WHAT YOU HAVE TO DO: Each line that includes "dropdown" counts once; give the total and nothing besides.

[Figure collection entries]
# # # #
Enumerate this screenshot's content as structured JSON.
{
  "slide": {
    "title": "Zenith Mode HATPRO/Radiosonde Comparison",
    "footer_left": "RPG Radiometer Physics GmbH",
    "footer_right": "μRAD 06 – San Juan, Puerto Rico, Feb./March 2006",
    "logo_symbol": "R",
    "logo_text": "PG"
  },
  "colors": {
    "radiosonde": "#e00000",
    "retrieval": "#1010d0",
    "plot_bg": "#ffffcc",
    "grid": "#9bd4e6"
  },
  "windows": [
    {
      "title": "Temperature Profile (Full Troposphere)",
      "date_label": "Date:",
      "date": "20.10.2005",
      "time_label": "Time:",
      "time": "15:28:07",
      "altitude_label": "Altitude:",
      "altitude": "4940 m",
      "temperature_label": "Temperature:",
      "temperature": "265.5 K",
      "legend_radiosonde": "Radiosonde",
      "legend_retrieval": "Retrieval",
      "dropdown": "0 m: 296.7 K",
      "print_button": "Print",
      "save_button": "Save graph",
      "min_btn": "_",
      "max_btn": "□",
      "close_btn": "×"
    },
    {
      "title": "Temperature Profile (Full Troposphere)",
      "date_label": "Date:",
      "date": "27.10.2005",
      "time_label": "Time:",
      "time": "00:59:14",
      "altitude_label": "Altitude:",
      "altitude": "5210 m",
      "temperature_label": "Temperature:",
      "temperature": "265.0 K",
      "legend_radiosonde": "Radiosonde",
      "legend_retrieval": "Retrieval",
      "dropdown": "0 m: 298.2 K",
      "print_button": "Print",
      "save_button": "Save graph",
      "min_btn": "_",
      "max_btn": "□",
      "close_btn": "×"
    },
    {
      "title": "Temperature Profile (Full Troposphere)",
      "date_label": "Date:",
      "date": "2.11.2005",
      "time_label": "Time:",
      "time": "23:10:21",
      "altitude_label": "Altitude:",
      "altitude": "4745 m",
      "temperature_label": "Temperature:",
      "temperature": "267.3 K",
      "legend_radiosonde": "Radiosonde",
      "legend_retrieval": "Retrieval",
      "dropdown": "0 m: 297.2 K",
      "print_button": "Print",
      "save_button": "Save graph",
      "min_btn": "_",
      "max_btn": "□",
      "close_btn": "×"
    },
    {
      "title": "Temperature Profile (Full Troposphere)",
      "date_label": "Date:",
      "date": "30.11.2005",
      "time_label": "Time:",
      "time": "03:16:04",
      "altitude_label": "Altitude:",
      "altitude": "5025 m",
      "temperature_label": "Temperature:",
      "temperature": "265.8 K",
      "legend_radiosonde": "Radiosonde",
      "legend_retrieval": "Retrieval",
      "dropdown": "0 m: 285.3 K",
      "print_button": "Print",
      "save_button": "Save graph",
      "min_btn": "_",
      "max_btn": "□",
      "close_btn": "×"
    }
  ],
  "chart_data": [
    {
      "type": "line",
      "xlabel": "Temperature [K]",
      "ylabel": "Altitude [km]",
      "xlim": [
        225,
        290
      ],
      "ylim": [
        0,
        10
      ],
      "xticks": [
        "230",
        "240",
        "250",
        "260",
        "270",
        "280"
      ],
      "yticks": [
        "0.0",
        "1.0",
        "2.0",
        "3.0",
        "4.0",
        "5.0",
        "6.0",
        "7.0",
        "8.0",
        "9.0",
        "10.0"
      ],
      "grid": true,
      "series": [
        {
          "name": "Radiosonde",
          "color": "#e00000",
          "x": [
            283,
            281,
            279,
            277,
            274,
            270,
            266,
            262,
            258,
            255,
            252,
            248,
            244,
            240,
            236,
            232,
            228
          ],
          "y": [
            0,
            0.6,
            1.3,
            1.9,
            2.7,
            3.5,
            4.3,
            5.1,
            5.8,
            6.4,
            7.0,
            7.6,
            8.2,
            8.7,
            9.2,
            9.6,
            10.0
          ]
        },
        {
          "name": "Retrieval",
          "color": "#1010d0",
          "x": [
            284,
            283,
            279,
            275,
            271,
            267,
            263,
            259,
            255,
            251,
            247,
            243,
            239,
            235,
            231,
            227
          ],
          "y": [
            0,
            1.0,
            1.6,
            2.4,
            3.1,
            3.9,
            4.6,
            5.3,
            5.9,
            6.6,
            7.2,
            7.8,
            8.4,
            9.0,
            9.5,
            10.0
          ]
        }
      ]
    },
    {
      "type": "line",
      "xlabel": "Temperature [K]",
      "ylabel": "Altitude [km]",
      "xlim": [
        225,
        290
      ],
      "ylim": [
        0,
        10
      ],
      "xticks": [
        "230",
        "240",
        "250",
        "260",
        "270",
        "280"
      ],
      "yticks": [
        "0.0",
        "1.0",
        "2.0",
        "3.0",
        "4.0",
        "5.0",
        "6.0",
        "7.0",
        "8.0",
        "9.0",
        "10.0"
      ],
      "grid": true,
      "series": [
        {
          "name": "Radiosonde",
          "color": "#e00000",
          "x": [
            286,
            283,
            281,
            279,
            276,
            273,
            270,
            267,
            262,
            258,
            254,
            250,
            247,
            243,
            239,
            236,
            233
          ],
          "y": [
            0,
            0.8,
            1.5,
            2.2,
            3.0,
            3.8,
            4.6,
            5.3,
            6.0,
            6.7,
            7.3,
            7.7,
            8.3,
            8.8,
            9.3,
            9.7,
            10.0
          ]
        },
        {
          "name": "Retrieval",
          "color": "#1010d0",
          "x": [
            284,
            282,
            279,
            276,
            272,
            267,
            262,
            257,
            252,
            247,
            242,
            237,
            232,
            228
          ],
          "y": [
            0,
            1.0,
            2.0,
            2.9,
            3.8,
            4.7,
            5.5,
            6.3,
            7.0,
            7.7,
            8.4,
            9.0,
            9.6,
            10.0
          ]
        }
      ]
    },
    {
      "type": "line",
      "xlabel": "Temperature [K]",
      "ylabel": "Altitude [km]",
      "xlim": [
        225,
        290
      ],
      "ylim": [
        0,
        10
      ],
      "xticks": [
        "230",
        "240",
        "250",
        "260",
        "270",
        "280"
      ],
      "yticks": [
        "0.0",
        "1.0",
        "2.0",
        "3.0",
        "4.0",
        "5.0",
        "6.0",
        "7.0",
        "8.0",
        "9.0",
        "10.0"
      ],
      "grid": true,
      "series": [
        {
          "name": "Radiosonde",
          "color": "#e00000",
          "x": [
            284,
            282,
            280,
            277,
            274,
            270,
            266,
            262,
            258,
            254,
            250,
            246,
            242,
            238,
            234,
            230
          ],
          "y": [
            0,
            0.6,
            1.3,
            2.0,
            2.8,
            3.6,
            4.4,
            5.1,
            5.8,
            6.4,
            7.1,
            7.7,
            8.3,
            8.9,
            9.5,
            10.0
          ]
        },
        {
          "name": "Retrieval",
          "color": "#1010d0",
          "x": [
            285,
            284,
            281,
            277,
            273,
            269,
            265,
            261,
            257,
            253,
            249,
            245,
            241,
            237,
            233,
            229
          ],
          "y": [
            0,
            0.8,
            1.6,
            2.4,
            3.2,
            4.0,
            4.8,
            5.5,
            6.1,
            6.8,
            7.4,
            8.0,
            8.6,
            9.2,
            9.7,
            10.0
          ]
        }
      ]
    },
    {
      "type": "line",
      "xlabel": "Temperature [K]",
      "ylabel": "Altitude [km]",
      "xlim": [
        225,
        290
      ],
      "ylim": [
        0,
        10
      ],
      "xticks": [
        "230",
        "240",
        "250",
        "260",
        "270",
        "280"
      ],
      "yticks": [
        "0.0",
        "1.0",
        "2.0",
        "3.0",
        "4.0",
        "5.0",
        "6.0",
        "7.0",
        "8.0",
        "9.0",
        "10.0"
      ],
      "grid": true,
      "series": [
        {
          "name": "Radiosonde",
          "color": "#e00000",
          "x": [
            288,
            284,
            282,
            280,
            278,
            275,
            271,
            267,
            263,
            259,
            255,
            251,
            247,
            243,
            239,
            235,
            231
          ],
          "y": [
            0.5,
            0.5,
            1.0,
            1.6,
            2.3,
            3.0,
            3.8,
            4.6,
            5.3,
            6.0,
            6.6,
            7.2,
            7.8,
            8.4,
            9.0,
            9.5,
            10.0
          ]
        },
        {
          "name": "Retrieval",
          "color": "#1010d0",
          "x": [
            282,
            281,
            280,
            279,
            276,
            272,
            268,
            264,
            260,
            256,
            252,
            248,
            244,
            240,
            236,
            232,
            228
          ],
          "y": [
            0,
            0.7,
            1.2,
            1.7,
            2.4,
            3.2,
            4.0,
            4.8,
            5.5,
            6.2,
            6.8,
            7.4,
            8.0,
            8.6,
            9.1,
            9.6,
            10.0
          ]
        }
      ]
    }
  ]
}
# # # #
COMPLETE ANSWER: 4